- EXERCISE OBJECTIVE
Restate every entry word for word.

(DATA TO USE begins)

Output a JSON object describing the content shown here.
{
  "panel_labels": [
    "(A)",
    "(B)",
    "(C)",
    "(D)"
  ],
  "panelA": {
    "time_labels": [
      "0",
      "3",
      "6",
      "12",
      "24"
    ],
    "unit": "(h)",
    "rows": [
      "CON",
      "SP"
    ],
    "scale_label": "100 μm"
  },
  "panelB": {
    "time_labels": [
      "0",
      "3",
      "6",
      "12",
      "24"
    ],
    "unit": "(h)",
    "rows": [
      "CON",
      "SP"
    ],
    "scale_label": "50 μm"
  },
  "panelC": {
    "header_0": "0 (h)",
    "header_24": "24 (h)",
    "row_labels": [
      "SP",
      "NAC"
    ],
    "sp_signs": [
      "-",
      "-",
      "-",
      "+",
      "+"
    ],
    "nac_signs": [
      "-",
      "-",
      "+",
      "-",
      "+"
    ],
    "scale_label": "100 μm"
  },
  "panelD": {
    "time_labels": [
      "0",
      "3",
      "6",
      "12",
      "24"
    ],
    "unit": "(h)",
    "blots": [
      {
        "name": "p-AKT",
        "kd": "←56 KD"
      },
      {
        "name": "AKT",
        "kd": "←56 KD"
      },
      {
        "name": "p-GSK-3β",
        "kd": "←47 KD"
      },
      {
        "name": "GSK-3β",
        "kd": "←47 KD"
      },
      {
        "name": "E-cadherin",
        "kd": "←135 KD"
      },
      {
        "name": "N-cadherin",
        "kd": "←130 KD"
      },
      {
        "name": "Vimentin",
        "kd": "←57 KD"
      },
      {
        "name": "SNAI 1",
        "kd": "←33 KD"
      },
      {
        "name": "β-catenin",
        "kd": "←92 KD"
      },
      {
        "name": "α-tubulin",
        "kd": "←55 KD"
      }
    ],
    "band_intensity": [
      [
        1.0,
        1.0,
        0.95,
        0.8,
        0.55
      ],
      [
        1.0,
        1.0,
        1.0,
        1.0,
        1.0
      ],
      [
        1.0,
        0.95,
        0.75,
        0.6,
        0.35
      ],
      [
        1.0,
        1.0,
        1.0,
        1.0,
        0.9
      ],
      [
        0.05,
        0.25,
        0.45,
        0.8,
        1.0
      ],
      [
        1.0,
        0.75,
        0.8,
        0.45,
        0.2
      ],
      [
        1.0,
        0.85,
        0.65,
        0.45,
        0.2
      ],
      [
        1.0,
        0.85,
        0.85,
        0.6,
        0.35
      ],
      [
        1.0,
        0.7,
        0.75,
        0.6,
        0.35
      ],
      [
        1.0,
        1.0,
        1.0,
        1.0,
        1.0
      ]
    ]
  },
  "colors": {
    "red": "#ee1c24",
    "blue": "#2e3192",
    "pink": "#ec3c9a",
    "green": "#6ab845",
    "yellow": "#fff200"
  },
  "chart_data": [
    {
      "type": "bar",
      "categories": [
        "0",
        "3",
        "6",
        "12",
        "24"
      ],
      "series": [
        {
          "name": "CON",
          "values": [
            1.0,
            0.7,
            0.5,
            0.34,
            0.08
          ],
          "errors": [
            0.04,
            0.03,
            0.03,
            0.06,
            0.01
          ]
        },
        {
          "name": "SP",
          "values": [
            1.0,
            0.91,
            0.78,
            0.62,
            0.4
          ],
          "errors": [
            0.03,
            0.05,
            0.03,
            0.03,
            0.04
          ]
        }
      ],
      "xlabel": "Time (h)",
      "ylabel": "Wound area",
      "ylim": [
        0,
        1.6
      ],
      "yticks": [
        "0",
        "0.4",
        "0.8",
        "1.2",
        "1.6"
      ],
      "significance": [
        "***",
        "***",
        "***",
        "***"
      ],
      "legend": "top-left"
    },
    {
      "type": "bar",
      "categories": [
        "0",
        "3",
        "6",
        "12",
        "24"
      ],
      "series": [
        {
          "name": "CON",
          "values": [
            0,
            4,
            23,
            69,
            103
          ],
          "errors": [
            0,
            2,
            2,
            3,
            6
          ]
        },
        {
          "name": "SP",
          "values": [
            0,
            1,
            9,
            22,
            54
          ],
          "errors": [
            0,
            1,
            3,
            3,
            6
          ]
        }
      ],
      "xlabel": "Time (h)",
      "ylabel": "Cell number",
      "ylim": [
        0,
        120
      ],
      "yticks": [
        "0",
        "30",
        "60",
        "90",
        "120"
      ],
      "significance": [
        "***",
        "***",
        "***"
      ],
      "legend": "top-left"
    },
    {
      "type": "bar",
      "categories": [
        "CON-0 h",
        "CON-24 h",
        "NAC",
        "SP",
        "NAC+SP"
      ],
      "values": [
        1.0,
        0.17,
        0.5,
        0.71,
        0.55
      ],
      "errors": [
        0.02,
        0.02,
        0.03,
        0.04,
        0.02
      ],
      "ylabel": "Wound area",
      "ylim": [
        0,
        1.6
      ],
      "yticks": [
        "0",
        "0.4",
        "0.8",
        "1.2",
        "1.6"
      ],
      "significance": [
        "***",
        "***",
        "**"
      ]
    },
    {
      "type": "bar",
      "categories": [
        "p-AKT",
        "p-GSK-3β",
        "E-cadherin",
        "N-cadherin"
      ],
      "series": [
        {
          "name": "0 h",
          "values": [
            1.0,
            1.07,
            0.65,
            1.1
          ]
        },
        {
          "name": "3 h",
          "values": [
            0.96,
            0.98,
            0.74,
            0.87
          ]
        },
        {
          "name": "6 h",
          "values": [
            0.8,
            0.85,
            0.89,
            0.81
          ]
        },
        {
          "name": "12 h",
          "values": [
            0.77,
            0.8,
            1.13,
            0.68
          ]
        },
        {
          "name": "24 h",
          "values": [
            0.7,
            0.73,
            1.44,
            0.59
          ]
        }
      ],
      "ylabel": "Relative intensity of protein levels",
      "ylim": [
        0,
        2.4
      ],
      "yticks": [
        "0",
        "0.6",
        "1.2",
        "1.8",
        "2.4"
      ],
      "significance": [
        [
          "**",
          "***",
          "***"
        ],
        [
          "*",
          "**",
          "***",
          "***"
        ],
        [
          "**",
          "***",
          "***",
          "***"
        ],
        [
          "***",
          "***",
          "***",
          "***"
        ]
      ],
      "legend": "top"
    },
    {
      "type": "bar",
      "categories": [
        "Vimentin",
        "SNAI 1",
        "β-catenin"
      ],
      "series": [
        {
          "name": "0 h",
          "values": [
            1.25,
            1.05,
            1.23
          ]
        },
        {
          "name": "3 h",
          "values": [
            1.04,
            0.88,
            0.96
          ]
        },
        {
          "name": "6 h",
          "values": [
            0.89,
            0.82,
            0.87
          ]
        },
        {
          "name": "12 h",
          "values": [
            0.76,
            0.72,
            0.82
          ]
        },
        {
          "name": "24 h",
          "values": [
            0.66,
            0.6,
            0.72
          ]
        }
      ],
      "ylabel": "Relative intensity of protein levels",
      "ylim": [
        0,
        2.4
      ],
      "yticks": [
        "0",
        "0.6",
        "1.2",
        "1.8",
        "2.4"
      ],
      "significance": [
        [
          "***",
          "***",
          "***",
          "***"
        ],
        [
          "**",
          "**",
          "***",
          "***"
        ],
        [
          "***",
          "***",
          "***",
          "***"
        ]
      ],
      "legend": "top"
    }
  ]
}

(DATA TO USE ends)

- ANSWER SECTION
Output a JSON object describing the content shown here.
{
  "panel_labels": [
    "(A)",
    "(B)",
    "(C)",
    "(D)"
  ],
  "panelA": {
    "time_labels": [
      "0",
      "3",
      "6",
      "12",
      "24"
    ],
    "unit": "(h)",
    "rows": [
      "CON",
      "SP"
    ],
    "scale_label": "100 μm"
  },
  "panelB": {
    "time_labels": [
      "0",
      "3",
      "6",
      "12",
      "24"
    ],
    "unit": "(h)",
    "rows": [
      "CON",
      "SP"
    ],
    "scale_label": "50 μm"
  },
  "panelC": {
    "header_0": "0 (h)",
    "header_24": "24 (h)",
    "row_labels": [
      "SP",
      "NAC"
    ],
    "sp_signs": [
      "-",
      "-",
      "-",
      "+",
      "+"
    ],
    "nac_signs": [
      "-",
      "-",
      "+",
      "-",
      "+"
    ],
    "scale_label": "100 μm"
  },
  "panelD": {
    "time_labels": [
      "0",
      "3",
      "6",
      "12",
      "24"
    ],
    "unit": "(h)",
    "blots": [
      {
        "name": "p-AKT",
        "kd": "←56 KD"
      },
      {
        "name": "AKT",
        "kd": "←56 KD"
      },
      {
        "name": "p-GSK-3β",
        "kd": "←47 KD"
      },
      {
        "name": "GSK-3β",
        "kd": "←47 KD"
      },
      {
        "name": "E-cadherin",
        "kd": "←135 KD"
      },
      {
        "name": "N-cadherin",
        "kd": "←130 KD"
      },
      {
        "name": "Vimentin",
        "kd": "←57 KD"
      },
      {
        "name": "SNAI 1",
        "kd": "←33 KD"
      },
      {
        "name": "β-catenin",
        "kd": "←92 KD"
      },
      {
        "name": "α-tubulin",
        "kd": "←55 KD"
      }
    ],
    "band_intensity": [
      [
        1.0,
        1.0,
        0.95,
        0.8,
        0.55
      ],
      [
        1.0,
        1.0,
        1.0,
        1.0,
        1.0
      ],
      [
        1.0,
        0.95,
        0.75,
        0.6,
        0.35
      ],
      [
        1.0,
        1.0,
        1.0,
        1.0,
        0.9
      ],
      [
        0.05,
        0.25,
        0.45,
        0.8,
        1.0
      ],
      [
        1.0,
        0.75,
        0.8,
        0.45,
        0.2
      ],
      [
        1.0,
        0.85,
        0.65,
        0.45,
        0.2
      ],
      [
        1.0,
        0.85,
        0.85,
        0.6,
        0.35
      ],
      [
        1.0,
        0.7,
        0.75,
        0.6,
        0.35
      ],
      [
        1.0,
        1.0,
        1.0,
        1.0,
        1.0
      ]
    ]
  },
  "colors": {
    "red": "#ee1c24",
    "blue": "#2e3192",
    "pink": "#ec3c9a",
    "green": "#6ab845",
    "yellow": "#fff200"
  },
  "chart_data": [
    {
      "type": "bar",
      "categories": [
        "0",
        "3",
        "6",
        "12",
        "24"
      ],
      "series": [
        {
          "name": "CON",
          "values": [
            1.0,
            0.7,
            0.5,
            0.34,
            0.08
          ],
          "errors": [
            0.04,
            0.03,
            0.03,
            0.06,
            0.01
          ]
        },
        {
          "name": "SP",
          "values": [
            1.0,
            0.91,
            0.78,
            0.62,
            0.4
          ],
          "errors": [
            0.03,
            0.05,
            0.03,
            0.03,
            0.04
          ]
        }
      ],
      "xlabel": "Time (h)",
      "ylabel": "Wound area",
      "ylim": [
        0,
        1.6
      ],
      "yticks": [
        "0",
        "0.4",
        "0.8",
        "1.2",
        "1.6"
      ],
      "significance": [
        "***",
        "***",
        "***",
        "***"
      ],
      "legend": "top-left"
    },
    {
      "type": "bar",
      "categories": [
        "0",
        "3",
        "6",
        "12",
        "24"
      ],
      "series": [
        {
          "name": "CON",
          "values": [
            0,
            4,
            23,
            69,
            103
          ],
          "errors": [
            0,
            2,
            2,
            3,
            6
          ]
        },
        {
          "name": "SP",
          "values": [
            0,
            1,
            9,
            22,
            54
          ],
          "errors": [
            0,
            1,
            3,
            3,
            6
          ]
        }
      ],
      "xlabel": "Time (h)",
      "ylabel": "Cell number",
      "ylim": [
        0,
        120
      ],
      "yticks": [
        "0",
        "30",
        "60",
        "90",
        "120"
      ],
      "significance": [
        "***",
        "***",
        "***"
      ],
      "legend": "top-left"
    },
    {
      "type": "bar",
      "categories": [
        "CON-0 h",
        "CON-24 h",
        "NAC",
        "SP",
        "NAC+SP"
      ],
      "values": [
        1.0,
        0.17,
        0.5,
        0.71,
        0.55
      ],
      "errors": [
        0.02,
        0.02,
        0.03,
        0.04,
        0.02
      ],
      "ylabel": "Wound area",
      "ylim": [
        0,
        1.6
      ],
      "yticks": [
        "0",
        "0.4",
        "0.8",
        "1.2",
        "1.6"
      ],
      "significance": [
        "***",
        "***",
        "**"
      ]
    },
    {
      "type": "bar",
      "categories": [
        "p-AKT",
        "p-GSK-3β",
        "E-cadherin",
        "N-cadherin"
      ],
      "series": [
        {
          "name": "0 h",
          "values": [
            1.0,
            1.07,
            0.65,
            1.1
          ]
        },
        {
          "name": "3 h",
          "values": [
            0.96,
            0.98,
            0.74,
            0.87
          ]
        },
        {
          "name": "6 h",
          "values": [
            0.8,
            0.85,
            0.89,
            0.81
          ]
        },
        {
          "name": "12 h",
          "values": [
            0.77,
            0.8,
            1.13,
            0.68
          ]
        },
        {
          "name": "24 h",
          "values": [
            0.7,
            0.73,
            1.44,
            0.59
          ]
        }
      ],
      "ylabel": "Relative intensity of protein levels",
      "ylim": [
        0,
        2.4
      ],
      "yticks": [
        "0",
        "0.6",
        "1.2",
        "1.8",
        "2.4"
      ],
      "significance": [
        [
          "**",
          "***",
          "***"
        ],
        [
          "*",
          "**",
          "***",
          "***"
        ],
        [
          "**",
          "***",
          "***",
          "***"
        ],
        [
          "***",
          "***",
          "***",
          "***"
        ]
      ],
      "legend": "top"
    },
    {
      "type": "bar",
      "categories": [
        "Vimentin",
        "SNAI 1",
        "β-catenin"
      ],
      "series": [
        {
          "name": "0 h",
          "values": [
            1.25,
            1.05,
            1.23
          ]
        },
        {
          "name": "3 h",
          "values": [
            1.04,
            0.88,
            0.96
          ]
        },
        {
          "name": "6 h",
          "values": [
            0.89,
            0.82,
            0.87
          ]
        },
        {
          "name": "12 h",
          "values": [
            0.76,
            0.72,
            0.82
          ]
        },
        {
          "name": "24 h",
          "values": [
            0.66,
            0.6,
            0.72
          ]
        }
      ],
      "ylabel": "Relative intensity of protein levels",
      "ylim": [
        0,
        2.4
      ],
      "yticks": [
        "0",
        "0.6",
        "1.2",
        "1.8",
        "2.4"
      ],
      "significance": [
        [
          "***",
          "***",
          "***",
          "***"
        ],
        [
          "**",
          "**",
          "***",
          "***"
        ],
        [
          "***",
          "***",
          "***",
          "***"
        ]
      ],
      "legend": "top"
    }
  ]
}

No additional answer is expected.